### Your instructions
Write every line out verbatim and omit the pictures.

== Raw records ==

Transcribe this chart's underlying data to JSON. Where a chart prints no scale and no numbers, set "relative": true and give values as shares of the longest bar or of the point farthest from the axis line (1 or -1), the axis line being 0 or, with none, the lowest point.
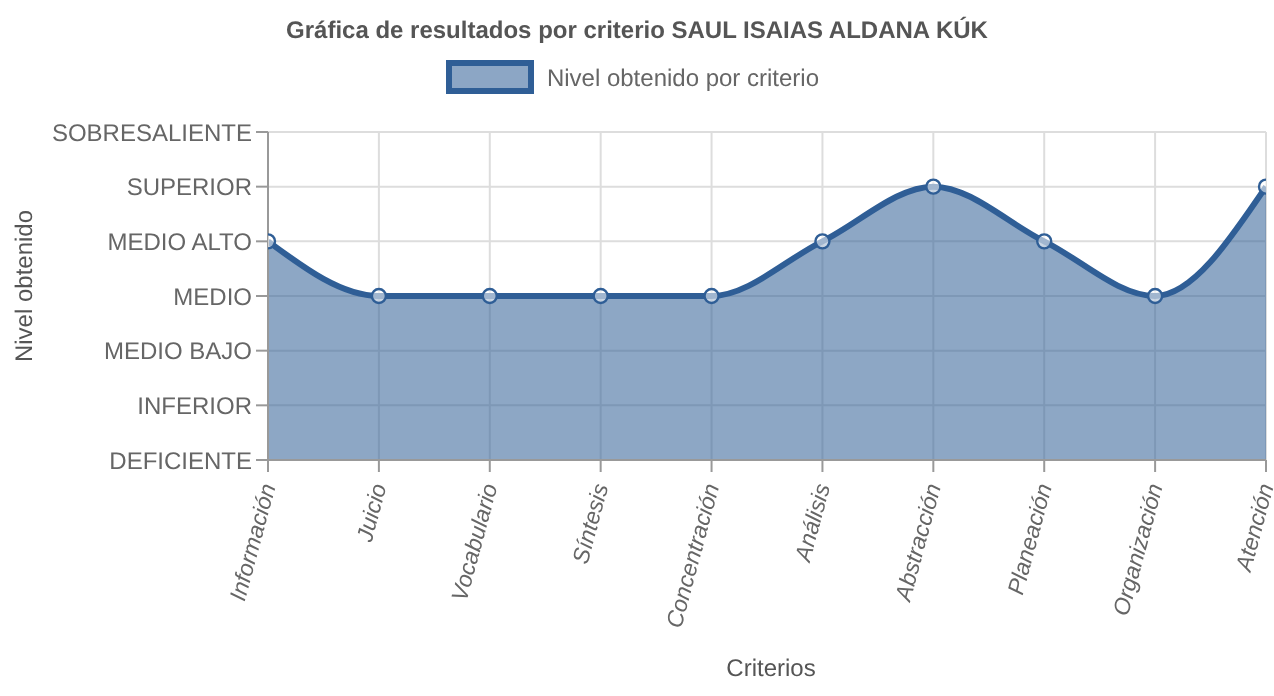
{
  "chart_data": {
    "type": "area",
    "relative": true,
    "title": "Gráfica de resultados por criterio SAUL ISAIAS ALDANA KÚK",
    "xlabel": "Criterios",
    "annotations": [
      "Nivel obtenido"
    ],
    "categories": [
      "Información",
      "Juicio",
      "Vocabulario",
      "Síntesis",
      "Concentración",
      "Análisis",
      "Abstracción",
      "Planeación",
      "Organización",
      "Atención"
    ],
    "y_categories": [
      "SOBRESALIENTE",
      "SUPERIOR",
      "MEDIO ALTO",
      "MEDIO",
      "MEDIO BAJO",
      "INFERIOR",
      "DEFICIENTE"
    ],
    "series": [
      {
        "name": "Nivel obtenido por criterio",
        "color": "#2f5e96",
        "values": [
          0.8,
          0.6,
          0.6,
          0.6,
          0.6,
          0.8,
          1,
          0.8,
          0.6,
          1
        ]
      }
    ],
    "grid": true,
    "legend": "top",
    "marker": "circle",
    "line_style": "solid"
  }
}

===

### Correct output
Transcribe this chart's underlying data to JSON. Where a chart prints no scale and no numbers, set "relative": true and give values as shares of the longest bar or of the point farthest from the axis line (1 or -1), the axis line being 0 or, with none, the lowest point.
{
  "chart_data": {
    "type": "area",
    "relative": true,
    "title": "Gráfica de resultados por criterio SAUL ISAIAS ALDANA KÚK",
    "xlabel": "Criterios",
    "annotations": [
      "Nivel obtenido"
    ],
    "categories": [
      "Información",
      "Juicio",
      "Vocabulario",
      "Síntesis",
      "Concentración",
      "Análisis",
      "Abstracción",
      "Planeación",
      "Organización",
      "Atención"
    ],
    "y_categories": [
      "SOBRESALIENTE",
      "SUPERIOR",
      "MEDIO ALTO",
      "MEDIO",
      "MEDIO BAJO",
      "INFERIOR",
      "DEFICIENTE"
    ],
    "series": [
      {
        "name": "Nivel obtenido por criterio",
        "color": "#2f5e96",
        "values": [
          0.8,
          0.6,
          0.6,
          0.6,
          0.6,
          0.8,
          1,
          0.8,
          0.6,
          1
        ]
      }
    ],
    "grid": true,
    "legend": "top",
    "marker": "circle",
    "line_style": "solid"
  }
}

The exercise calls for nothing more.